Task description: Write out the records beneath this line exactly as they appear, minus any images.

Data records

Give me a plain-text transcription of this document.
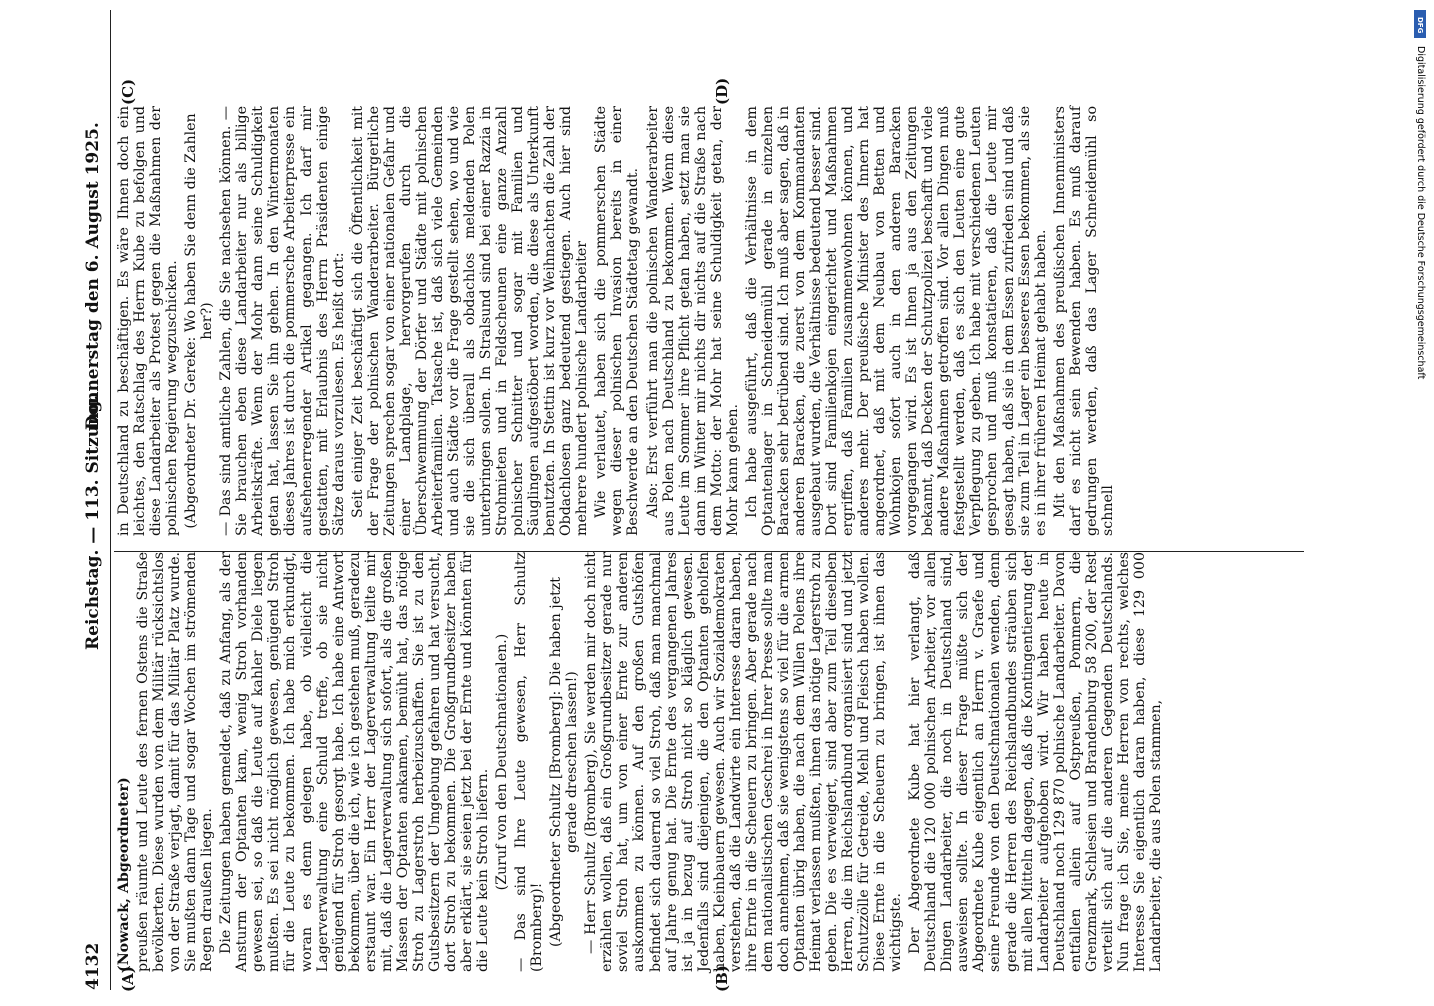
4132
Reichstag. — 113. Sitzung.
Donnerstag den 6. August 1925.
(A)	(B)
(C)	(D)

(Nowack, Abgeordneter) preußen räumte und Leute des fernen Ostens die Straße bevölkerten. Diese wurden von dem Militär rücksichtslos von der Straße verjagt, damit für das Militär Platz wurde. Sie mußten dann Tage und sogar Wochen im strömenden Regen draußen liegen. Die Zeitungen haben gemeldet, daß zu Anfang, als der Ansturm der Optanten kam, wenig Stroh vorhanden gewesen sei, so daß die Leute auf kahler Diele liegen mußten. Es sei nicht möglich gewesen, genügend Stroh für die Leute zu bekommen. Ich habe mich erkundigt, woran es denn gelegen habe, ob vielleicht die Lagerverwaltung eine Schuld treffe, ob sie nicht genügend für Stroh gesorgt habe. Ich habe eine Antwort bekommen, über die ich, wie ich gestehen muß, geradezu erstaunt war. Ein Herr der Lagerverwaltung teilte mir mit, daß die Lagerverwaltung sich sofort, als die großen Massen der Optanten ankamen, bemüht hat, das nötige Stroh zu Lagerstroh herbeizuschaffen. Sie ist zu den Gutsbesitzern der Umgebung gefahren und hat versucht, dort Stroh zu bekommen. Die Großgrundbesitzer haben aber erklärt, sie seien jetzt bei der Ernte und könnten für die Leute kein Stroh liefern. (Zuruf von den Deutschnationalen.) — Das sind Ihre Leute gewesen, Herr Schultz (Bromberg)! (Abgeordneter Schultz [Bromberg]: Die haben jetzt gerade dreschen lassen!) — Herr Schultz (Bromberg), Sie werden mir doch nicht erzählen wollen, daß ein Großgrundbesitzer gerade nur soviel Stroh hat, um von einer Ernte zur anderen auskommen zu können. Auf den großen Gutshöfen befindet sich dauernd so viel Stroh, daß man manchmal auf Jahre genug hat. Die Ernte des vergangenen Jahres ist ja in bezug auf Stroh nicht so kläglich gewesen. Jedenfalls sind diejenigen, die den Optanten geholfen haben, Kleinbauern gewesen. Auch wir Sozialdemokraten verstehen, daß die Landwirte ein Interesse daran haben, ihre Ernte in die Scheuern zu bringen. Aber gerade nach dem nationalistischen Geschrei in Ihrer Presse sollte man doch annehmen, daß sie wenigstens so viel für die armen Optanten übrig haben, die nach dem Willen Polens ihre Heimat verlassen mußten, ihnen das nötige Lagerstroh zu geben. Die es verweigert, sind aber zum Teil dieselben Herren, die im Reichslandbund organisiert sind und jetzt Schutzzölle für Getreide, Mehl und Fleisch haben wollen. Diese Ernte in die Scheuern zu bringen, ist ihnen das wichtigste. Der Abgeordnete Kube hat hier verlangt, daß Deutschland die 120 000 polnischen Arbeiter, vor allen Dingen Landarbeiter, die noch in Deutschland sind, ausweisen sollte. In dieser Frage müßte sich der Abgeordnete Kube eigentlich an Herrn v. Graefe und seine Freunde von den Deutschnationalen wenden, denn gerade die Herren des Reichslandbundes sträuben sich mit allen Mitteln dagegen, daß die Kontingentierung der Landarbeiter aufgehoben wird. Wir haben heute in Deutschland noch 129 870 polnische Landarbeiter. Davon entfallen allein auf Ostpreußen, Pommern, die Grenzmark, Schlesien und Brandenburg 58 200, der Rest verteilt sich auf die anderen Gegenden Deutschlands. Nun frage ich Sie, meine Herren von rechts, welches Interesse Sie eigentlich daran haben, diese 129 000 Landarbeiter, die aus Polen stammen,

in Deutschland zu beschäftigen. Es wäre Ihnen doch ein leichtes, den Ratschlag des Herrn Kube zu befolgen und diese Landarbeiter als Protest gegen die Maßnahmen der polnischen Regierung wegzuschicken. (Abgeordneter Dr. Gereke: Wo haben Sie denn die Zahlen her?) — Das sind amtliche Zahlen, die Sie nachsehen können. — Sie brauchen eben diese Landarbeiter nur als billige Arbeitskräfte. Wenn der Mohr dann seine Schuldigkeit getan hat, lassen Sie ihn gehen. In den Wintermonaten dieses Jahres ist durch die pommersche Arbeiterpresse ein aufsehenerregender Artikel gegangen. Ich darf mir gestatten, mit Erlaubnis des Herrn Präsidenten einige Sätze daraus vorzulesen. Es heißt dort: Seit einiger Zeit beschäftigt sich die Öffentlichkeit mit der Frage der polnischen Wanderarbeiter. Bürgerliche Zeitungen sprechen sogar von einer nationalen Gefahr und einer Landplage, hervorgerufen durch die Überschwemmung der Dörfer und Städte mit polnischen Arbeiterfamilien. Tatsache ist, daß sich viele Gemeinden und auch Städte vor die Frage gestellt sehen, wo und wie sie die sich überall als obdachlos meldenden Polen unterbringen sollen. In Stralsund sind bei einer Razzia in Strohmieten und in Feldscheunen eine ganze Anzahl polnischer Schnitter und sogar mit Familien und Säuglingen aufgestöbert worden, die diese als Unterkunft benutzten. In Stettin ist kurz vor Weihnachten die Zahl der Obdachlosen ganz bedeutend gestiegen. Auch hier sind mehrere hundert polnische Landarbeiter Wie verlautet, haben sich die pommerschen Städte wegen dieser polnischen Invasion bereits in einer Beschwerde an den Deutschen Städtetag gewandt. Also: Erst verführt man die polnischen Wanderarbeiter aus Polen nach Deutschland zu bekommen. Wenn diese Leute im Sommer ihre Pflicht getan haben, setzt man sie dann im Winter mir nichts dir nichts auf die Straße nach dem Motto: der Mohr hat seine Schuldigkeit getan, der Mohr kann gehen. Ich habe ausgeführt, daß die Verhältnisse in dem Optantenlager in Schneidemühl gerade in einzelnen Baracken sehr betrübend sind. Ich muß aber sagen, daß in anderen Baracken, die zuerst von dem Kommandanten ausgebaut wurden, die Verhältnisse bedeutend besser sind. Dort sind Familienkojen eingerichtet und Maßnahmen ergriffen, daß Familien zusammenwohnen können, und anderes mehr. Der preußische Minister des Innern hat angeordnet, daß mit dem Neubau von Betten und Wohnkojen sofort auch in den anderen Baracken vorgegangen wird. Es ist Ihnen ja aus den Zeitungen bekannt, daß Decken der Schutzpolizei beschafft und viele andere Maßnahmen getroffen sind. Vor allen Dingen muß festgestellt werden, daß es sich den Leuten eine gute Verpflegung zu geben. Ich habe mit verschiedenen Leuten gesprochen und muß konstatieren, daß die Leute mir gesagt haben, daß sie in dem Essen zufrieden sind und daß sie zum Teil in Lager ein besseres Essen bekommen, als sie es in ihrer früheren Heimat gehabt haben. Mit den Maßnahmen des preußischen Innenministers darf es nicht sein Bewenden haben. Es muß darauf gedrungen werden, daß das Lager Schneidemühl so schnell

DFG
Digitalisierung gefördert durch die Deutsche Forschungsgemeinschaft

Written response:
Give me a plain-text transcription of this document.
4132
Reichstag. — 113. Sitzung.
Donnerstag den 6. August 1925.
(A)	(B)
(C)	(D)

(Nowack, Abgeordneter) preußen räumte und Leute des fernen Ostens die Straße bevölkerten. Diese wurden von dem Militär rücksichtslos von der Straße verjagt, damit für das Militär Platz wurde. Sie mußten dann Tage und sogar Wochen im strömenden Regen draußen liegen. Die Zeitungen haben gemeldet, daß zu Anfang, als der Ansturm der Optanten kam, wenig Stroh vorhanden gewesen sei, so daß die Leute auf kahler Diele liegen mußten. Es sei nicht möglich gewesen, genügend Stroh für die Leute zu bekommen. Ich habe mich erkundigt, woran es denn gelegen habe, ob vielleicht die Lagerverwaltung eine Schuld treffe, ob sie nicht genügend für Stroh gesorgt habe. Ich habe eine Antwort bekommen, über die ich, wie ich gestehen muß, geradezu erstaunt war. Ein Herr der Lagerverwaltung teilte mir mit, daß die Lagerverwaltung sich sofort, als die großen Massen der Optanten ankamen, bemüht hat, das nötige Stroh zu Lagerstroh herbeizuschaffen. Sie ist zu den Gutsbesitzern der Umgebung gefahren und hat versucht, dort Stroh zu bekommen. Die Großgrundbesitzer haben aber erklärt, sie seien jetzt bei der Ernte und könnten für die Leute kein Stroh liefern. (Zuruf von den Deutschnationalen.) — Das sind Ihre Leute gewesen, Herr Schultz (Bromberg)! (Abgeordneter Schultz [Bromberg]: Die haben jetzt gerade dreschen lassen!) — Herr Schultz (Bromberg), Sie werden mir doch nicht erzählen wollen, daß ein Großgrundbesitzer gerade nur soviel Stroh hat, um von einer Ernte zur anderen auskommen zu können. Auf den großen Gutshöfen befindet sich dauernd so viel Stroh, daß man manchmal auf Jahre genug hat. Die Ernte des vergangenen Jahres ist ja in bezug auf Stroh nicht so kläglich gewesen. Jedenfalls sind diejenigen, die den Optanten geholfen haben, Kleinbauern gewesen. Auch wir Sozialdemokraten verstehen, daß die Landwirte ein Interesse daran haben, ihre Ernte in die Scheuern zu bringen. Aber gerade nach dem nationalistischen Geschrei in Ihrer Presse sollte man doch annehmen, daß sie wenigstens so viel für die armen Optanten übrig haben, die nach dem Willen Polens ihre Heimat verlassen mußten, ihnen das nötige Lagerstroh zu geben. Die es verweigert, sind aber zum Teil dieselben Herren, die im Reichslandbund organisiert sind und jetzt Schutzzölle für Getreide, Mehl und Fleisch haben wollen. Diese Ernte in die Scheuern zu bringen, ist ihnen das wichtigste. Der Abgeordnete Kube hat hier verlangt, daß Deutschland die 120 000 polnischen Arbeiter, vor allen Dingen Landarbeiter, die noch in Deutschland sind, ausweisen sollte. In dieser Frage müßte sich der Abgeordnete Kube eigentlich an Herrn v. Graefe und seine Freunde von den Deutschnationalen wenden, denn gerade die Herren des Reichslandbundes sträuben sich mit allen Mitteln dagegen, daß die Kontingentierung der Landarbeiter aufgehoben wird. Wir haben heute in Deutschland noch 129 870 polnische Landarbeiter. Davon entfallen allein auf Ostpreußen, Pommern, die Grenzmark, Schlesien und Brandenburg 58 200, der Rest verteilt sich auf die anderen Gegenden Deutschlands. Nun frage ich Sie, meine Herren von rechts, welches Interesse Sie eigentlich daran haben, diese 129 000 Landarbeiter, die aus Polen stammen,

in Deutschland zu beschäftigen. Es wäre Ihnen doch ein leichtes, den Ratschlag des Herrn Kube zu befolgen und diese Landarbeiter als Protest gegen die Maßnahmen der polnischen Regierung wegzuschicken. (Abgeordneter Dr. Gereke: Wo haben Sie denn die Zahlen her?) — Das sind amtliche Zahlen, die Sie nachsehen können. — Sie brauchen eben diese Landarbeiter nur als billige Arbeitskräfte. Wenn der Mohr dann seine Schuldigkeit getan hat, lassen Sie ihn gehen. In den Wintermonaten dieses Jahres ist durch die pommersche Arbeiterpresse ein aufsehenerregender Artikel gegangen. Ich darf mir gestatten, mit Erlaubnis des Herrn Präsidenten einige Sätze daraus vorzulesen. Es heißt dort: Seit einiger Zeit beschäftigt sich die Öffentlichkeit mit der Frage der polnischen Wanderarbeiter. Bürgerliche Zeitungen sprechen sogar von einer nationalen Gefahr und einer Landplage, hervorgerufen durch die Überschwemmung der Dörfer und Städte mit polnischen Arbeiterfamilien. Tatsache ist, daß sich viele Gemeinden und auch Städte vor die Frage gestellt sehen, wo und wie sie die sich überall als obdachlos meldenden Polen unterbringen sollen. In Stralsund sind bei einer Razzia in Strohmieten und in Feldscheunen eine ganze Anzahl polnischer Schnitter und sogar mit Familien und Säuglingen aufgestöbert worden, die diese als Unterkunft benutzten. In Stettin ist kurz vor Weihnachten die Zahl der Obdachlosen ganz bedeutend gestiegen. Auch hier sind mehrere hundert polnische Landarbeiter Wie verlautet, haben sich die pommerschen Städte wegen dieser polnischen Invasion bereits in einer Beschwerde an den Deutschen Städtetag gewandt. Also: Erst verführt man die polnischen Wanderarbeiter aus Polen nach Deutschland zu bekommen. Wenn diese Leute im Sommer ihre Pflicht getan haben, setzt man sie dann im Winter mir nichts dir nichts auf die Straße nach dem Motto: der Mohr hat seine Schuldigkeit getan, der Mohr kann gehen. Ich habe ausgeführt, daß die Verhältnisse in dem Optantenlager in Schneidemühl gerade in einzelnen Baracken sehr betrübend sind. Ich muß aber sagen, daß in anderen Baracken, die zuerst von dem Kommandanten ausgebaut wurden, die Verhältnisse bedeutend besser sind. Dort sind Familienkojen eingerichtet und Maßnahmen ergriffen, daß Familien zusammenwohnen können, und anderes mehr. Der preußische Minister des Innern hat angeordnet, daß mit dem Neubau von Betten und Wohnkojen sofort auch in den anderen Baracken vorgegangen wird. Es ist Ihnen ja aus den Zeitungen bekannt, daß Decken der Schutzpolizei beschafft und viele andere Maßnahmen getroffen sind. Vor allen Dingen muß festgestellt werden, daß es sich den Leuten eine gute Verpflegung zu geben. Ich habe mit verschiedenen Leuten gesprochen und muß konstatieren, daß die Leute mir gesagt haben, daß sie in dem Essen zufrieden sind und daß sie zum Teil in Lager ein besseres Essen bekommen, als sie es in ihrer früheren Heimat gehabt haben. Mit den Maßnahmen des preußischen Innenministers darf es nicht sein Bewenden haben. Es muß darauf gedrungen werden, daß das Lager Schneidemühl so schnell

DFG
Digitalisierung gefördert durch die Deutsche Forschungsgemeinschaft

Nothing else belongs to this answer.